* Material
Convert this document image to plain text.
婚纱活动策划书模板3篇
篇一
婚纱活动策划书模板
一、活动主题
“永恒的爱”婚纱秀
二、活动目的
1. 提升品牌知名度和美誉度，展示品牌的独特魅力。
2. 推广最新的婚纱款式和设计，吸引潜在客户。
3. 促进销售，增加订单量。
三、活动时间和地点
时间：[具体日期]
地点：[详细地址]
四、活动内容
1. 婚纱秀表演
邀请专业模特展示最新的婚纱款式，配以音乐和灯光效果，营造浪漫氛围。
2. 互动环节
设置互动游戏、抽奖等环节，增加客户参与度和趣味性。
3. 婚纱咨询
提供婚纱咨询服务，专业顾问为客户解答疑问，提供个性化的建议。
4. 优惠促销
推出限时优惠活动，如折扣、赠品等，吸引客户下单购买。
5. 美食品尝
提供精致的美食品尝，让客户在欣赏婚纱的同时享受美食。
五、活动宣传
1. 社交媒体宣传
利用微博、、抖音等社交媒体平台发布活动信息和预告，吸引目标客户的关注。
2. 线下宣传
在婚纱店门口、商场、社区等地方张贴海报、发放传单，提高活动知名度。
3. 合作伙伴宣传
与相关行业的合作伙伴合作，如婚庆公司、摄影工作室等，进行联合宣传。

* Instructions for the task
Copy out all of the records above with nothing altered.

* Written solution
Convert this document image to plain text.
婚纱活动策划书模板3篇
篇一
婚纱活动策划书模板
一、活动主题
“永恒的爱”婚纱秀
二、活动目的
1. 提升品牌知名度和美誉度，展示品牌的独特魅力。
2. 推广最新的婚纱款式和设计，吸引潜在客户。
3. 促进销售，增加订单量。
三、活动时间和地点
时间：[具体日期]
地点：[详细地址]
四、活动内容
1. 婚纱秀表演
邀请专业模特展示最新的婚纱款式，配以音乐和灯光效果，营造浪漫氛围。
2. 互动环节
设置互动游戏、抽奖等环节，增加客户参与度和趣味性。
3. 婚纱咨询
提供婚纱咨询服务，专业顾问为客户解答疑问，提供个性化的建议。
4. 优惠促销
推出限时优惠活动，如折扣、赠品等，吸引客户下单购买。
5. 美食品尝
提供精致的美食品尝，让客户在欣赏婚纱的同时享受美食。
五、活动宣传
1. 社交媒体宣传
利用微博、、抖音等社交媒体平台发布活动信息和预告，吸引目标客户的关注。
2. 线下宣传
在婚纱店门口、商场、社区等地方张贴海报、发放传单，提高活动知名度。
3. 合作伙伴宣传
与相关行业的合作伙伴合作，如婚庆公司、摄影工作室等，进行联合宣传。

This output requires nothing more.